_Exercise objective:_
Copy out the records from the line containing "bar-hour-10: [549, 429, 560, 433]" through the line containing "bar-hour-16: [776, 433, 788, 447]", both included, with every character unchanged.

_Input:_
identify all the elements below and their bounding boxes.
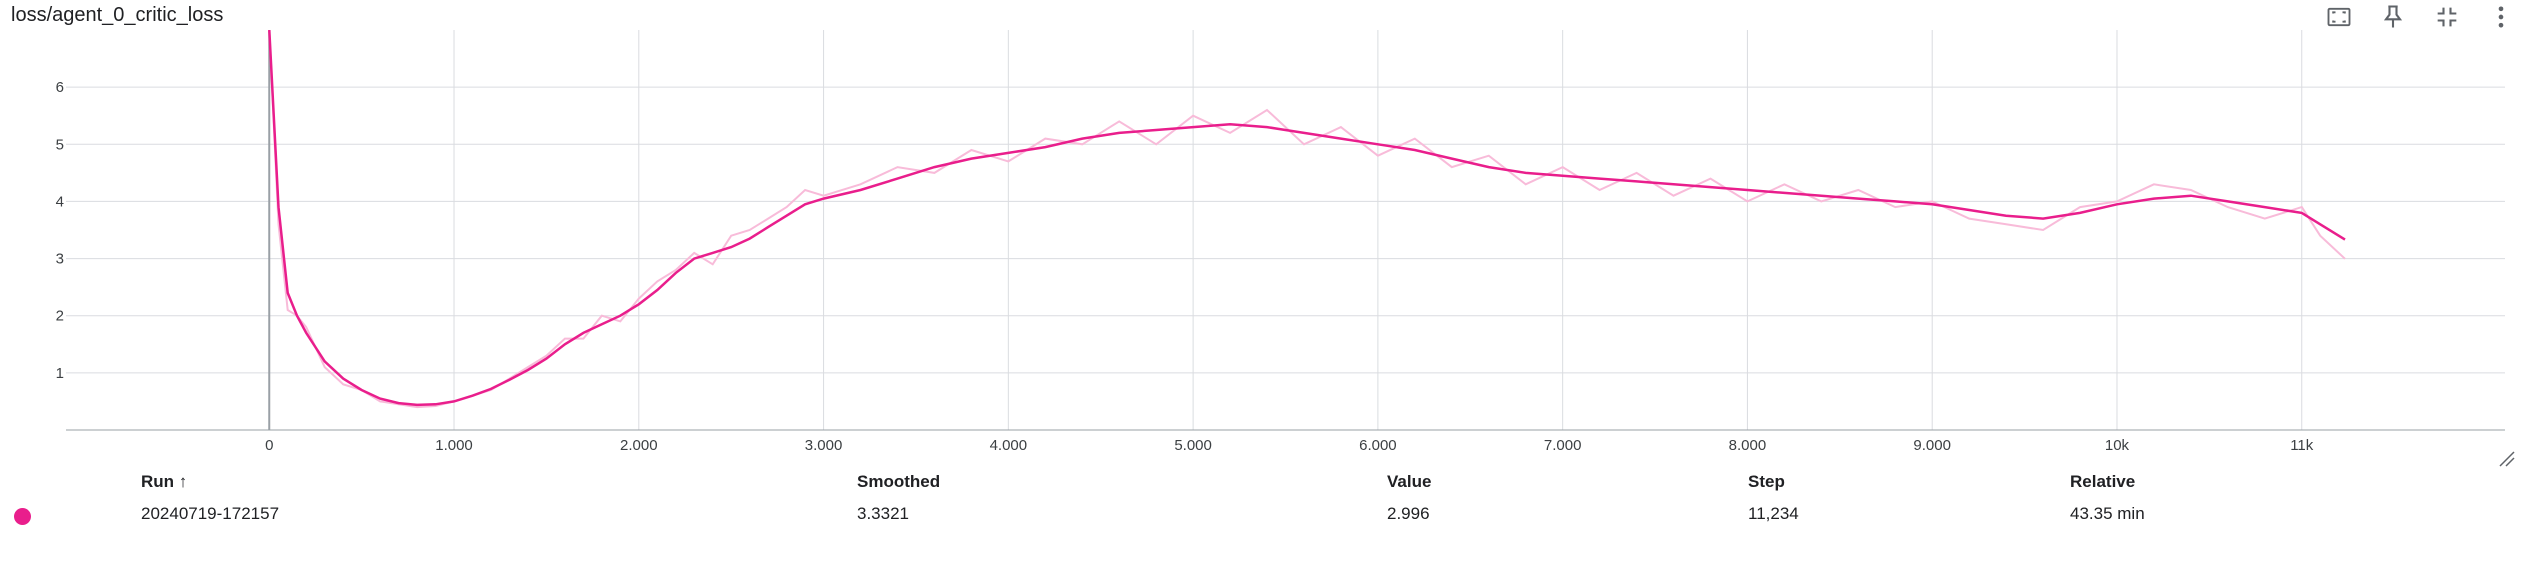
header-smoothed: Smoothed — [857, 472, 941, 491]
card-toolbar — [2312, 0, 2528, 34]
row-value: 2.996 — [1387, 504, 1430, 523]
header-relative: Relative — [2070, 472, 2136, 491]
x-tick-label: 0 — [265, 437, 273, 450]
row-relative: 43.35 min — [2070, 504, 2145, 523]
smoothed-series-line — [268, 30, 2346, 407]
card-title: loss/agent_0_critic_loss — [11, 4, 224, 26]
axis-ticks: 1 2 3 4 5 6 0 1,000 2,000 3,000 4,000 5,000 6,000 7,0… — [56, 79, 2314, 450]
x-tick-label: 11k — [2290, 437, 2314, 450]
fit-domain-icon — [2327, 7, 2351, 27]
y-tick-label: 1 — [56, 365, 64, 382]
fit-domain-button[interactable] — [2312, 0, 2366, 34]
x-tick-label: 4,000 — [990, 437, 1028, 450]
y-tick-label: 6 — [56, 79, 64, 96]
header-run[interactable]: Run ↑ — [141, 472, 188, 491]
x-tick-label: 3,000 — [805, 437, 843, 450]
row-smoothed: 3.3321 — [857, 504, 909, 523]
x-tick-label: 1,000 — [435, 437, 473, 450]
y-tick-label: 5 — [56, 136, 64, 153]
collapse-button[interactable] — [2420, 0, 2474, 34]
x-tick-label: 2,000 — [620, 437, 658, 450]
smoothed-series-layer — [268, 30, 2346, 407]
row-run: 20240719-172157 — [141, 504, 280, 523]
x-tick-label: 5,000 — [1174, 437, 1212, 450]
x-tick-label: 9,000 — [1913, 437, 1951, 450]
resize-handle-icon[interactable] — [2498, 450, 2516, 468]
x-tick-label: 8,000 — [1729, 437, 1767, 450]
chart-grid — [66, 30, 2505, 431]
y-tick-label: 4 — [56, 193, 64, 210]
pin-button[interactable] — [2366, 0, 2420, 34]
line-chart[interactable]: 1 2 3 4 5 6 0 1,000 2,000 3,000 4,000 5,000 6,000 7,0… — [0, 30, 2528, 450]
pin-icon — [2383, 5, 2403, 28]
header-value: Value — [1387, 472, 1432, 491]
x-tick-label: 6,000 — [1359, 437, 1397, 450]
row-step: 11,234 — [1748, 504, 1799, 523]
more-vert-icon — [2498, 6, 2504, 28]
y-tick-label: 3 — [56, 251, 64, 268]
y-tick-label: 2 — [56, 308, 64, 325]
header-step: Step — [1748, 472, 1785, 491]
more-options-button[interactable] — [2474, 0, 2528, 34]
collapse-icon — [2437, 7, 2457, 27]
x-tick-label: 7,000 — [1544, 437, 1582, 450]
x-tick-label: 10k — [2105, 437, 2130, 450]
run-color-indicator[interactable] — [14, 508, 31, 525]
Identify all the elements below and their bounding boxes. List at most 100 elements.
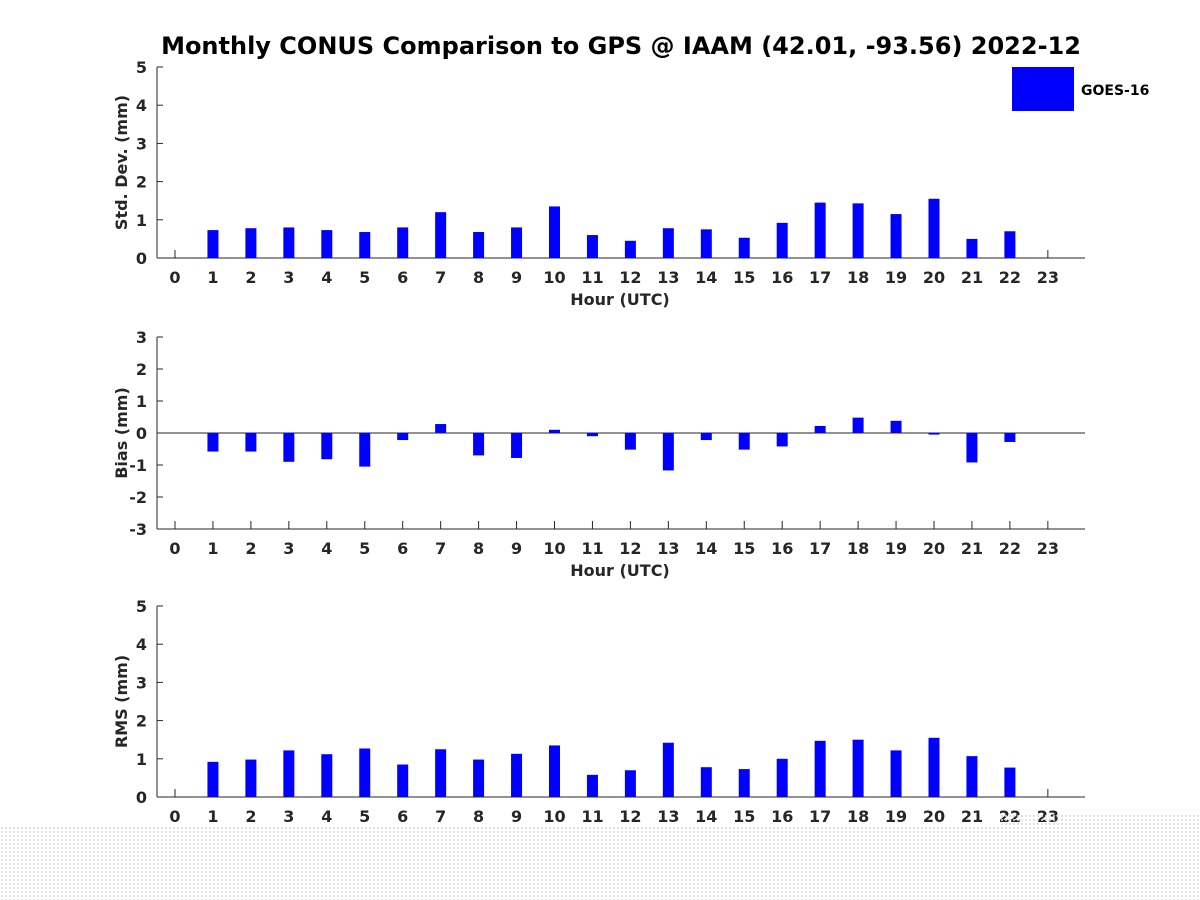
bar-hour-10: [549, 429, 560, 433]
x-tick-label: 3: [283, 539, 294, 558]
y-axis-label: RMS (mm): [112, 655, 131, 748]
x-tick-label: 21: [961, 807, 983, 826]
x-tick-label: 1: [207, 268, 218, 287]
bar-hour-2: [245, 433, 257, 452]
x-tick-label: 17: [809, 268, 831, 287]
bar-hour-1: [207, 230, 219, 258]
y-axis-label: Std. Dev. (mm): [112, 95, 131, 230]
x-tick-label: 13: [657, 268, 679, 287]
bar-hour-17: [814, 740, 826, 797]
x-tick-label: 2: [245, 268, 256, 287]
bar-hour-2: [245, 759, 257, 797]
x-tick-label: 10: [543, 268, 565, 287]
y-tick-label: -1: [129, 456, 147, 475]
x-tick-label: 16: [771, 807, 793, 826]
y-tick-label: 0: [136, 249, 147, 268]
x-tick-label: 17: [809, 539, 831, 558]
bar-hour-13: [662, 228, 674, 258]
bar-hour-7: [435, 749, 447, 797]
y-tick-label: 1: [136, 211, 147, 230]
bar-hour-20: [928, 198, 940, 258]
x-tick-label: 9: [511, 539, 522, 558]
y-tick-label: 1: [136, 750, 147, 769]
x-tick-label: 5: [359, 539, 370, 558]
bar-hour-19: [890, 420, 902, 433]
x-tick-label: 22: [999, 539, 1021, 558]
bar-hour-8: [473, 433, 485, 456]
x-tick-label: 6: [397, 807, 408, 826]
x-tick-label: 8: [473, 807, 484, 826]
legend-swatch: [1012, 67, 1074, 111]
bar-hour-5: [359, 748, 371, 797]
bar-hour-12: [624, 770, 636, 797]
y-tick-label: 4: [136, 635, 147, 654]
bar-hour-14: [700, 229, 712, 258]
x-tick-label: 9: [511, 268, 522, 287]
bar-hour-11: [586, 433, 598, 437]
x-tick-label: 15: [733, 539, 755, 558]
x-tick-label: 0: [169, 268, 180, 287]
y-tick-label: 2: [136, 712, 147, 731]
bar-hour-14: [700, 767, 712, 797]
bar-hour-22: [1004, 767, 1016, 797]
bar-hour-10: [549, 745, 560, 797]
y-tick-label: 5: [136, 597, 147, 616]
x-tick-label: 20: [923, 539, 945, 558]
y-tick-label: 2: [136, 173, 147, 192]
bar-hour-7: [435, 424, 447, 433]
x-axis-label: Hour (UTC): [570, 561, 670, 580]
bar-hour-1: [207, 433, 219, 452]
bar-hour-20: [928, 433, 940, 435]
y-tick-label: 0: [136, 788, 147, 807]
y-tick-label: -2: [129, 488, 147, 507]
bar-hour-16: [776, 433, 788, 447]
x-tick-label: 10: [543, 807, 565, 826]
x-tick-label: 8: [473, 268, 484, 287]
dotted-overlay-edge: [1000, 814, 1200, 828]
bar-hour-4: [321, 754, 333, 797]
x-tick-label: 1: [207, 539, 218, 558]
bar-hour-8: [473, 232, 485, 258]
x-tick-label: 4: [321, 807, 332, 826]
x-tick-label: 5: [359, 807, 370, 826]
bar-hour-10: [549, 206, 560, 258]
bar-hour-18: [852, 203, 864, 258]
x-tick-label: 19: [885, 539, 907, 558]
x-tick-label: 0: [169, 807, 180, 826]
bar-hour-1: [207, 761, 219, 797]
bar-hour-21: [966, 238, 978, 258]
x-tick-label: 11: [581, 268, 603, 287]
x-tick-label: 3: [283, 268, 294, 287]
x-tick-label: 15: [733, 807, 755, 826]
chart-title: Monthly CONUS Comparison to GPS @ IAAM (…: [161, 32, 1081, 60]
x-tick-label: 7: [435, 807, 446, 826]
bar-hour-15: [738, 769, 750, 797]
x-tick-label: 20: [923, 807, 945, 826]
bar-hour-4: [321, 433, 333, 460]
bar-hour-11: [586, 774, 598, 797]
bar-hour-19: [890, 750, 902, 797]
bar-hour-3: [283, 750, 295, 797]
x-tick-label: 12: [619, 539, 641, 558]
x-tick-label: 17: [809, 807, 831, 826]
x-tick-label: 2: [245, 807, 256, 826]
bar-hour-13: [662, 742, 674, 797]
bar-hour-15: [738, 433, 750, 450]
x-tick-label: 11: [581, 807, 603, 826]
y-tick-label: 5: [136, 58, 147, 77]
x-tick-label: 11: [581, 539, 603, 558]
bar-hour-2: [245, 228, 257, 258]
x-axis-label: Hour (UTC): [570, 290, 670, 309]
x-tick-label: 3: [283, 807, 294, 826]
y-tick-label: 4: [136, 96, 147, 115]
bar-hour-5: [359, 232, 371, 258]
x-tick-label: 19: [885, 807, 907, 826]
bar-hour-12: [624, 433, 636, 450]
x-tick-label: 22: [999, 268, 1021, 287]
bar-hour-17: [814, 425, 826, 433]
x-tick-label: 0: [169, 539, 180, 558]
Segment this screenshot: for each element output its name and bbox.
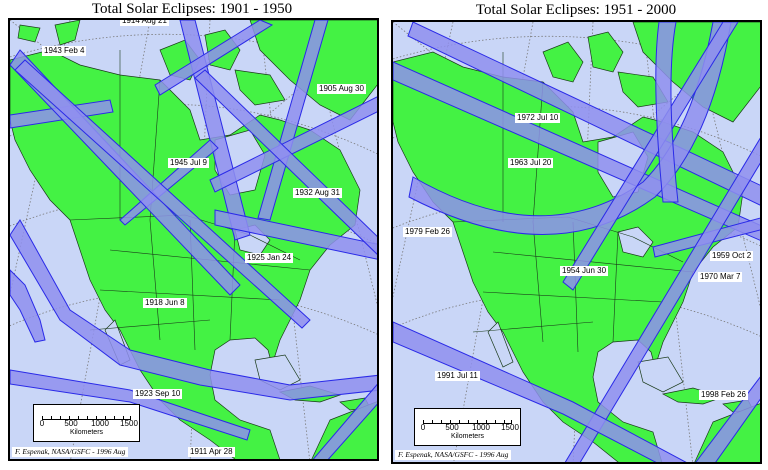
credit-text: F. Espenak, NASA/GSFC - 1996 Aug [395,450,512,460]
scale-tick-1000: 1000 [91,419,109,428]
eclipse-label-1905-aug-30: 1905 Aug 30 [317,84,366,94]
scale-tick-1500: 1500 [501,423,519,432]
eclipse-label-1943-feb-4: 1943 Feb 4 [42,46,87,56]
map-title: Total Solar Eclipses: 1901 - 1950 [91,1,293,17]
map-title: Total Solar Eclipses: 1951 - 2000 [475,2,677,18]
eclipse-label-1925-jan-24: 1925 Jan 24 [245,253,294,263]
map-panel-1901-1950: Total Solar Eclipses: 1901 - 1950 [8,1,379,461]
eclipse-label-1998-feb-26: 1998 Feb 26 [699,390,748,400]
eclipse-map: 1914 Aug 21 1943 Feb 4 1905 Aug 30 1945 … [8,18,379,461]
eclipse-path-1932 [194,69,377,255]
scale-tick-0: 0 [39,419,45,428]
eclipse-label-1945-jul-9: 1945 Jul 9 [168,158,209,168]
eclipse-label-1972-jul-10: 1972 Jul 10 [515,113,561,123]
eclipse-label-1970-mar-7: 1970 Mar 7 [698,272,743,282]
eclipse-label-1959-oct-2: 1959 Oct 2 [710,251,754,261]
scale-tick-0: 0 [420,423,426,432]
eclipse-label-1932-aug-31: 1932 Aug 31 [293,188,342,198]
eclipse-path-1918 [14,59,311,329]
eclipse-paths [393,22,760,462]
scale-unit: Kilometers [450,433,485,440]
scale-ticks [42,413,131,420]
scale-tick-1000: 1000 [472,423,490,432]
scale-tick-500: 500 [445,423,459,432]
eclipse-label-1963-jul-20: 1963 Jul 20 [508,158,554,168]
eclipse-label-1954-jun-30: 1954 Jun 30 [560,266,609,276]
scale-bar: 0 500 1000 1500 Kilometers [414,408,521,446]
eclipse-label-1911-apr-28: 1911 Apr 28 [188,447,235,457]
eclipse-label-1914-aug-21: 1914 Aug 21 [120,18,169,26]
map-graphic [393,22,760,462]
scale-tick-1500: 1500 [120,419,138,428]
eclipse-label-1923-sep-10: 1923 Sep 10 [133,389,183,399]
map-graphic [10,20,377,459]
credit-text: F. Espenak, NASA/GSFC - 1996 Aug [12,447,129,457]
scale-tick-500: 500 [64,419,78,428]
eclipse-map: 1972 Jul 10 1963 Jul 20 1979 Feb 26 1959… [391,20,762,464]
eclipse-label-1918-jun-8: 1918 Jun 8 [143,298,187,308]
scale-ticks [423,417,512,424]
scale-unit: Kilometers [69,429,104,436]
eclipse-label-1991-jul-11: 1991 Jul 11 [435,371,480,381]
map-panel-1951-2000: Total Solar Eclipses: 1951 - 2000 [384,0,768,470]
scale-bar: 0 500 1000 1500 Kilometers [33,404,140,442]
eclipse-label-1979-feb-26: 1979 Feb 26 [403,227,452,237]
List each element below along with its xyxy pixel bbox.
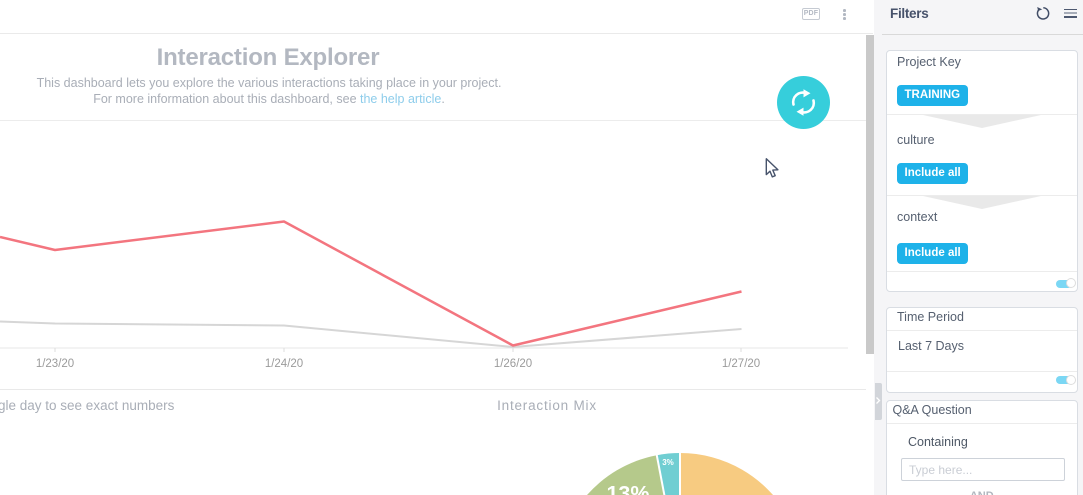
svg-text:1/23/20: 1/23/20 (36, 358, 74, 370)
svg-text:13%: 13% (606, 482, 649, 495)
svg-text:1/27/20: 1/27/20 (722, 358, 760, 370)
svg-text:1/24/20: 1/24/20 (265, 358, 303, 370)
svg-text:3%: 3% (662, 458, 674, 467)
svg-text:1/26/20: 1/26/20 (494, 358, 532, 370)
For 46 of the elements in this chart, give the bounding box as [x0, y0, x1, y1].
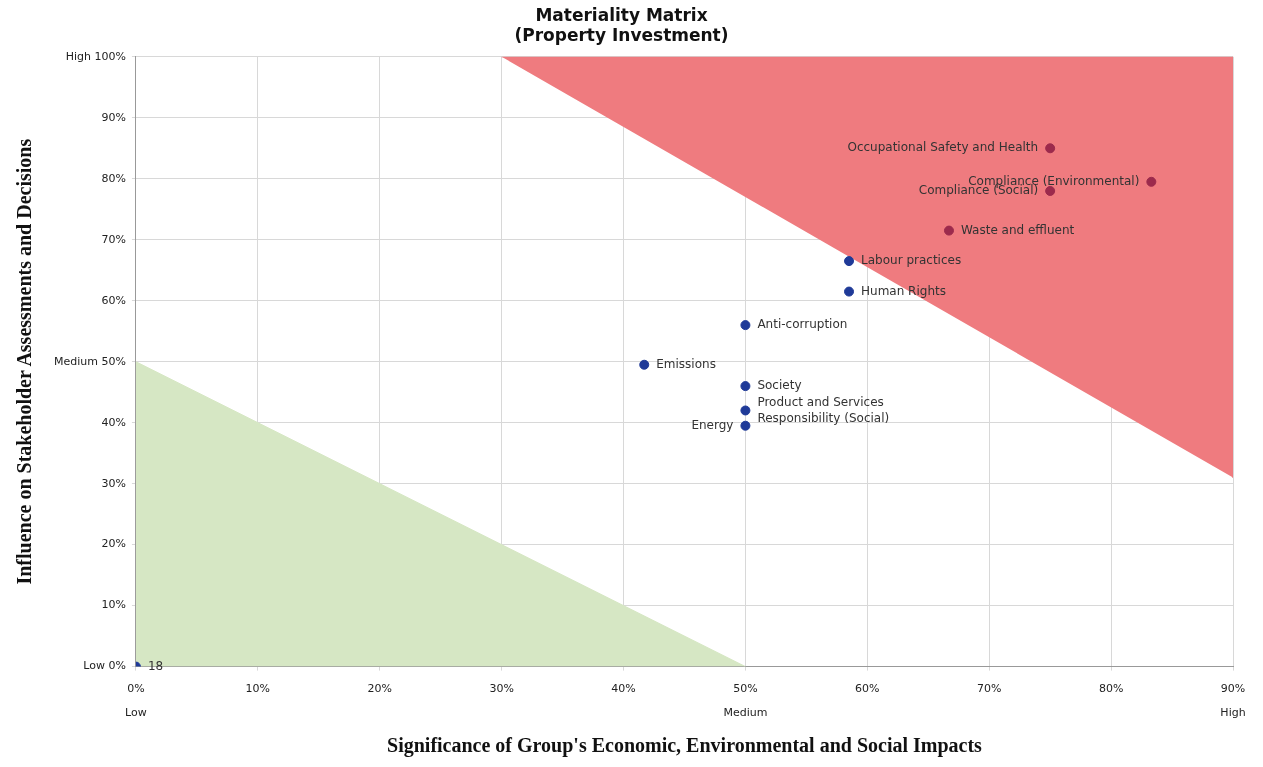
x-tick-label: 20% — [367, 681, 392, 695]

_Expected output:_
bar-hour-10: [549, 429, 560, 433]
x-tick-label: 3: [283, 539, 294, 558]
y-axis-label: RMS (mm): [112, 655, 131, 748]
x-tick-label: 21: [961, 807, 983, 826]
x-tick-label: 1: [207, 268, 218, 287]
bar-hour-2: [245, 433, 257, 452]
x-tick-label: 17: [809, 268, 831, 287]
bar-hour-1: [207, 230, 219, 258]
y-axis-label: Std. Dev. (mm): [112, 95, 131, 230]
x-tick-label: 13: [657, 268, 679, 287]
bar-hour-17: [814, 740, 826, 797]
x-tick-label: 2: [245, 268, 256, 287]
bar-hour-2: [245, 759, 257, 797]
x-tick-label: 10: [543, 268, 565, 287]
y-tick-label: -1: [129, 456, 147, 475]
x-tick-label: 16: [771, 807, 793, 826]
y-tick-label: 0: [136, 249, 147, 268]
x-tick-label: 17: [809, 539, 831, 558]
bar-hour-13: [662, 228, 674, 258]
bar-hour-7: [435, 749, 447, 797]
y-tick-label: 1: [136, 211, 147, 230]
bar-hour-20: [928, 198, 940, 258]
x-tick-label: 9: [511, 539, 522, 558]
y-tick-label: 1: [136, 750, 147, 769]
x-tick-label: 5: [359, 539, 370, 558]
bar-hour-19: [890, 420, 902, 433]
x-tick-label: 22: [999, 539, 1021, 558]
bar-hour-8: [473, 433, 485, 456]
x-tick-label: 6: [397, 807, 408, 826]
x-tick-label: 8: [473, 807, 484, 826]
legend-swatch: [1012, 67, 1074, 111]
bar-hour-5: [359, 748, 371, 797]
bar-hour-12: [624, 770, 636, 797]
y-tick-label: 4: [136, 635, 147, 654]
bar-hour-14: [700, 229, 712, 258]
x-tick-label: 9: [511, 268, 522, 287]
bar-hour-11: [586, 433, 598, 437]
x-tick-label: 15: [733, 539, 755, 558]
x-tick-label: 0: [169, 268, 180, 287]
y-tick-label: 2: [136, 712, 147, 731]
bar-hour-14: [700, 767, 712, 797]
bar-hour-22: [1004, 767, 1016, 797]
bar-hour-10: [549, 745, 560, 797]
y-tick-label: 5: [136, 597, 147, 616]
x-tick-label: 20: [923, 539, 945, 558]
y-tick-label: 2: [136, 173, 147, 192]
bar-hour-7: [435, 424, 447, 433]
x-axis-label: Hour (UTC): [570, 561, 670, 580]
bar-hour-1: [207, 433, 219, 452]
bar-hour-20: [928, 433, 940, 435]
y-tick-label: 0: [136, 788, 147, 807]
y-tick-label: -2: [129, 488, 147, 507]
bar-hour-16: [776, 433, 788, 447]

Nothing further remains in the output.